[Entries taken from a collection]
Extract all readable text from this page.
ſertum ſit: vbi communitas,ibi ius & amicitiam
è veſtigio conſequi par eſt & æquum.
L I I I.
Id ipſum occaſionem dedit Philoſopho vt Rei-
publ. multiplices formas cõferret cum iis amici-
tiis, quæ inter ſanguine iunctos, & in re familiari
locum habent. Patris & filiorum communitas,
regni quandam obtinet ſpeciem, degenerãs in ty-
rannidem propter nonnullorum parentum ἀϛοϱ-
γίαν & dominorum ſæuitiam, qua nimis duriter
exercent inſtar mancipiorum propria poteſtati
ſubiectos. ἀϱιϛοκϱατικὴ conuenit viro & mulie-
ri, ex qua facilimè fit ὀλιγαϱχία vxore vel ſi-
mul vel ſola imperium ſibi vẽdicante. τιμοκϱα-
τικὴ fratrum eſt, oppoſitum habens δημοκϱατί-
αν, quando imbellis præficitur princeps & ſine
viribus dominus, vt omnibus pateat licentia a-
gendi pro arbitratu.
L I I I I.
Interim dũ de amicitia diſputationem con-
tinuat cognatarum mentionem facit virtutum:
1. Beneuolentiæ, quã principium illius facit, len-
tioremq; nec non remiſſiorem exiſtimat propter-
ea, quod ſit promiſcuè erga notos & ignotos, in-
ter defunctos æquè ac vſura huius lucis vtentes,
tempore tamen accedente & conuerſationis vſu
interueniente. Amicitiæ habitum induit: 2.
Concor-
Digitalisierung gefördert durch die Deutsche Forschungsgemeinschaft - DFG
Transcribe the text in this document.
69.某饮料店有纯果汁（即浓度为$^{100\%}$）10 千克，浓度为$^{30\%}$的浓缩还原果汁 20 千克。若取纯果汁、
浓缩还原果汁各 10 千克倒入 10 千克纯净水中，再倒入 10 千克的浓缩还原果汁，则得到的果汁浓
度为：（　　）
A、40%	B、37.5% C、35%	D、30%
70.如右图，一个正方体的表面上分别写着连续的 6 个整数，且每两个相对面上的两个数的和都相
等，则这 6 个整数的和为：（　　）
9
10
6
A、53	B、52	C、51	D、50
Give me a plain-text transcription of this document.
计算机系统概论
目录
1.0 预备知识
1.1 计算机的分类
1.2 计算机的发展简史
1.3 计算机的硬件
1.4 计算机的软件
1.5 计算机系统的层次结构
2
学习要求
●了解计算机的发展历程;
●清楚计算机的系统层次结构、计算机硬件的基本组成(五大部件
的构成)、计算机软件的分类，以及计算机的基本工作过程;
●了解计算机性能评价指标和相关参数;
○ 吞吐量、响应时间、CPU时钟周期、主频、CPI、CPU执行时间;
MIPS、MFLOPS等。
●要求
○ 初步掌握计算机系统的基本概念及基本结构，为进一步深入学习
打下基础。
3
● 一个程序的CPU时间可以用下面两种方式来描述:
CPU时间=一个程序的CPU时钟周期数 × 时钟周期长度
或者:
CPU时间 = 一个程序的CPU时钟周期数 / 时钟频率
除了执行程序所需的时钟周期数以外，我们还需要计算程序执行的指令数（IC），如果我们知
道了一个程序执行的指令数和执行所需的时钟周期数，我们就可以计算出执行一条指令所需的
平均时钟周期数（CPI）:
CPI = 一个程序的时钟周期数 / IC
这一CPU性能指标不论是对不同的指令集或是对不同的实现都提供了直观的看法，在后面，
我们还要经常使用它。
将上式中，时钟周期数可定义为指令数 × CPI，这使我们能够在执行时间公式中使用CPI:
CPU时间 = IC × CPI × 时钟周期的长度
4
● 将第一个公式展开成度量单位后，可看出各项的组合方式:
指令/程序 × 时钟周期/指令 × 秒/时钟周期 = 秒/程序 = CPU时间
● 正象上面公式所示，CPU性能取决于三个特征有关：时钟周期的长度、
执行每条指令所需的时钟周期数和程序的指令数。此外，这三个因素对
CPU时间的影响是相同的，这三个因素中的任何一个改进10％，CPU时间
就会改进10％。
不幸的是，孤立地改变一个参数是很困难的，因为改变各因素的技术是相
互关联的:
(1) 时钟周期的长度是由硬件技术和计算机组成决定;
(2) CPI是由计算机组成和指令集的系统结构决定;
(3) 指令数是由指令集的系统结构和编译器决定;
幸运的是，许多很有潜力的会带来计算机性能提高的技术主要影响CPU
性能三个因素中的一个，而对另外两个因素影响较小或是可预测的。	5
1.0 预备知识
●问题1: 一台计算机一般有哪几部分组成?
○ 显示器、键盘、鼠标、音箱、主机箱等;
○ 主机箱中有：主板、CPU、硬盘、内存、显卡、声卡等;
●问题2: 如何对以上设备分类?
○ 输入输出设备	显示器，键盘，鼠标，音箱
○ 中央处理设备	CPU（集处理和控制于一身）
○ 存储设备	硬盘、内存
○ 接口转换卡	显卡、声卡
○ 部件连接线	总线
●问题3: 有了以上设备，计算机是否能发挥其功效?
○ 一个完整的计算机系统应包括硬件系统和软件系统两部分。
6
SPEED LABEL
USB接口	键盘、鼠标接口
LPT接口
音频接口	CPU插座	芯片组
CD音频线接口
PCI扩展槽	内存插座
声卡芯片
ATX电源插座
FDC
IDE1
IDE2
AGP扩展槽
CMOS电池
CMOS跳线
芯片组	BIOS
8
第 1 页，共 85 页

◆ WHAT TO PRODUCE
Quote the listing in full, please, keeping every line exact.

◆ SOLUTION TO THIS TASK
Extract all readable text from this page.
ſertum ſit: vbi communitas,ibi ius & amicitiam
è veſtigio conſequi par eſt & æquum.
L I I I.
Id ipſum occaſionem dedit Philoſopho vt Rei-
publ. multiplices formas cõferret cum iis amici-
tiis, quæ inter ſanguine iunctos, & in re familiari
locum habent. Patris & filiorum communitas,
regni quandam obtinet ſpeciem, degenerãs in ty-
rannidem propter nonnullorum parentum ἀϛοϱ-
γίαν & dominorum ſæuitiam, qua nimis duriter
exercent inſtar mancipiorum propria poteſtati
ſubiectos. ἀϱιϛοκϱατικὴ conuenit viro & mulie-
ri, ex qua facilimè fit ὀλιγαϱχία vxore vel ſi-
mul vel ſola imperium ſibi vẽdicante. τιμοκϱα-
τικὴ fratrum eſt, oppoſitum habens δημοκϱατί-
αν, quando imbellis præficitur princeps & ſine
viribus dominus, vt omnibus pateat licentia a-
gendi pro arbitratu.
L I I I I.
Interim dũ de amicitia diſputationem con-
tinuat cognatarum mentionem facit virtutum:
1. Beneuolentiæ, quã principium illius facit, len-
tioremq; nec non remiſſiorem exiſtimat propter-
ea, quod ſit promiſcuè erga notos & ignotos, in-
ter defunctos æquè ac vſura huius lucis vtentes,
tempore tamen accedente & conuerſationis vſu
interueniente. Amicitiæ habitum induit: 2.
Concor-
Digitalisierung gefördert durch die Deutsche Forschungsgemeinschaft - DFG
Transcribe the text in this document.
69.某饮料店有纯果汁（即浓度为$^{100\%}$）10 千克，浓度为$^{30\%}$的浓缩还原果汁 20 千克。若取纯果汁、
浓缩还原果汁各 10 千克倒入 10 千克纯净水中，再倒入 10 千克的浓缩还原果汁，则得到的果汁浓
度为：（　　）
A、40%	B、37.5% C、35%	D、30%
70.如右图，一个正方体的表面上分别写着连续的 6 个整数，且每两个相对面上的两个数的和都相
等，则这 6 个整数的和为：（　　）
9
10
6
A、53	B、52	C、51	D、50
Give me a plain-text transcription of this document.
计算机系统概论
目录
1.0 预备知识
1.1 计算机的分类
1.2 计算机的发展简史
1.3 计算机的硬件
1.4 计算机的软件
1.5 计算机系统的层次结构
2
学习要求
●了解计算机的发展历程;
●清楚计算机的系统层次结构、计算机硬件的基本组成(五大部件
的构成)、计算机软件的分类，以及计算机的基本工作过程;
●了解计算机性能评价指标和相关参数;
○ 吞吐量、响应时间、CPU时钟周期、主频、CPI、CPU执行时间;
MIPS、MFLOPS等。
●要求
○ 初步掌握计算机系统的基本概念及基本结构，为进一步深入学习
打下基础。
3
● 一个程序的CPU时间可以用下面两种方式来描述:
CPU时间=一个程序的CPU时钟周期数 × 时钟周期长度
或者:
CPU时间 = 一个程序的CPU时钟周期数 / 时钟频率
除了执行程序所需的时钟周期数以外，我们还需要计算程序执行的指令数（IC），如果我们知
道了一个程序执行的指令数和执行所需的时钟周期数，我们就可以计算出执行一条指令所需的
平均时钟周期数（CPI）:
CPI = 一个程序的时钟周期数 / IC
这一CPU性能指标不论是对不同的指令集或是对不同的实现都提供了直观的看法，在后面，
我们还要经常使用它。
将上式中，时钟周期数可定义为指令数 × CPI，这使我们能够在执行时间公式中使用CPI:
CPU时间 = IC × CPI × 时钟周期的长度
4
● 将第一个公式展开成度量单位后，可看出各项的组合方式:
指令/程序 × 时钟周期/指令 × 秒/时钟周期 = 秒/程序 = CPU时间
● 正象上面公式所示，CPU性能取决于三个特征有关：时钟周期的长度、
执行每条指令所需的时钟周期数和程序的指令数。此外，这三个因素对
CPU时间的影响是相同的，这三个因素中的任何一个改进10％，CPU时间
就会改进10％。
不幸的是，孤立地改变一个参数是很困难的，因为改变各因素的技术是相
互关联的:
(1) 时钟周期的长度是由硬件技术和计算机组成决定;
(2) CPI是由计算机组成和指令集的系统结构决定;
(3) 指令数是由指令集的系统结构和编译器决定;
幸运的是，许多很有潜力的会带来计算机性能提高的技术主要影响CPU
性能三个因素中的一个，而对另外两个因素影响较小或是可预测的。	5
1.0 预备知识
●问题1: 一台计算机一般有哪几部分组成?
○ 显示器、键盘、鼠标、音箱、主机箱等;
○ 主机箱中有：主板、CPU、硬盘、内存、显卡、声卡等;
●问题2: 如何对以上设备分类?
○ 输入输出设备	显示器，键盘，鼠标，音箱
○ 中央处理设备	CPU（集处理和控制于一身）
○ 存储设备	硬盘、内存
○ 接口转换卡	显卡、声卡
○ 部件连接线	总线
●问题3: 有了以上设备，计算机是否能发挥其功效?
○ 一个完整的计算机系统应包括硬件系统和软件系统两部分。
6
SPEED LABEL
USB接口	键盘、鼠标接口
LPT接口
音频接口	CPU插座	芯片组
CD音频线接口
PCI扩展槽	内存插座
声卡芯片
ATX电源插座
FDC
IDE1
IDE2
AGP扩展槽
CMOS电池
CMOS跳线
芯片组	BIOS
8
第 1 页，共 85 页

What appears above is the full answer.